Collected data
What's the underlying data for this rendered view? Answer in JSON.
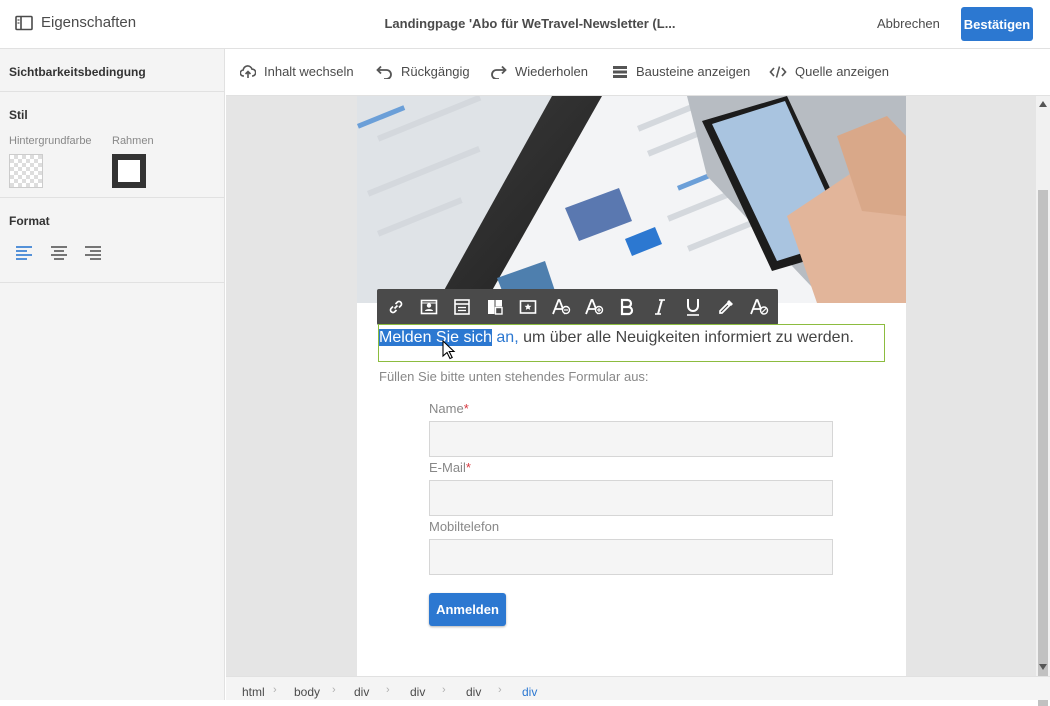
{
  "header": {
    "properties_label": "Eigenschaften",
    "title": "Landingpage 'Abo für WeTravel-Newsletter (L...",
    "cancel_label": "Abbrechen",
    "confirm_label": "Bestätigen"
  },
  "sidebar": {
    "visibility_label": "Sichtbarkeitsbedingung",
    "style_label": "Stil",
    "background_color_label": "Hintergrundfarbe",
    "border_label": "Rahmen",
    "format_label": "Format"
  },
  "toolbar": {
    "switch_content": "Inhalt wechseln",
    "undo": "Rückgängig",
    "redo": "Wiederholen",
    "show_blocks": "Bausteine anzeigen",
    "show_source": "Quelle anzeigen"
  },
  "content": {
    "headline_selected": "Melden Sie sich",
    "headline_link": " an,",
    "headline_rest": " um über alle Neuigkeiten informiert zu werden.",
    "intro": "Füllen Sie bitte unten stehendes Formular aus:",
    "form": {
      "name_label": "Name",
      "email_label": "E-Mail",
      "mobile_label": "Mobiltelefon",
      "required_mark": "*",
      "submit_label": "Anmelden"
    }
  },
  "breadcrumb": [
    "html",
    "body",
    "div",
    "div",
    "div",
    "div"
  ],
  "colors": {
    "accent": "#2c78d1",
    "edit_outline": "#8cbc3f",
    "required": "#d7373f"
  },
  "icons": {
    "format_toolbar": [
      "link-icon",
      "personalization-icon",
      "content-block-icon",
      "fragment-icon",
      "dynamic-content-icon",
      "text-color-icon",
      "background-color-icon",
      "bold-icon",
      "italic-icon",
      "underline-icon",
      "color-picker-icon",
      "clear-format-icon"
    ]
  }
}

DIRECTION:
All of the data needs repeating exactly, but the pictures do not.

TASK ANSWER:
What's the underlying data for this rendered view? Answer in JSON.
{
  "header": {
    "properties_label": "Eigenschaften",
    "title": "Landingpage 'Abo für WeTravel-Newsletter (L...",
    "cancel_label": "Abbrechen",
    "confirm_label": "Bestätigen"
  },
  "sidebar": {
    "visibility_label": "Sichtbarkeitsbedingung",
    "style_label": "Stil",
    "background_color_label": "Hintergrundfarbe",
    "border_label": "Rahmen",
    "format_label": "Format"
  },
  "toolbar": {
    "switch_content": "Inhalt wechseln",
    "undo": "Rückgängig",
    "redo": "Wiederholen",
    "show_blocks": "Bausteine anzeigen",
    "show_source": "Quelle anzeigen"
  },
  "content": {
    "headline_selected": "Melden Sie sich",
    "headline_link": " an,",
    "headline_rest": " um über alle Neuigkeiten informiert zu werden.",
    "intro": "Füllen Sie bitte unten stehendes Formular aus:",
    "form": {
      "name_label": "Name",
      "email_label": "E-Mail",
      "mobile_label": "Mobiltelefon",
      "required_mark": "*",
      "submit_label": "Anmelden"
    }
  },
  "breadcrumb": [
    "html",
    "body",
    "div",
    "div",
    "div",
    "div"
  ],
  "colors": {
    "accent": "#2c78d1",
    "edit_outline": "#8cbc3f",
    "required": "#d7373f"
  },
  "icons": {
    "format_toolbar": [
      "link-icon",
      "personalization-icon",
      "content-block-icon",
      "fragment-icon",
      "dynamic-content-icon",
      "text-color-icon",
      "background-color-icon",
      "bold-icon",
      "italic-icon",
      "underline-icon",
      "color-picker-icon",
      "clear-format-icon"
    ]
  }
}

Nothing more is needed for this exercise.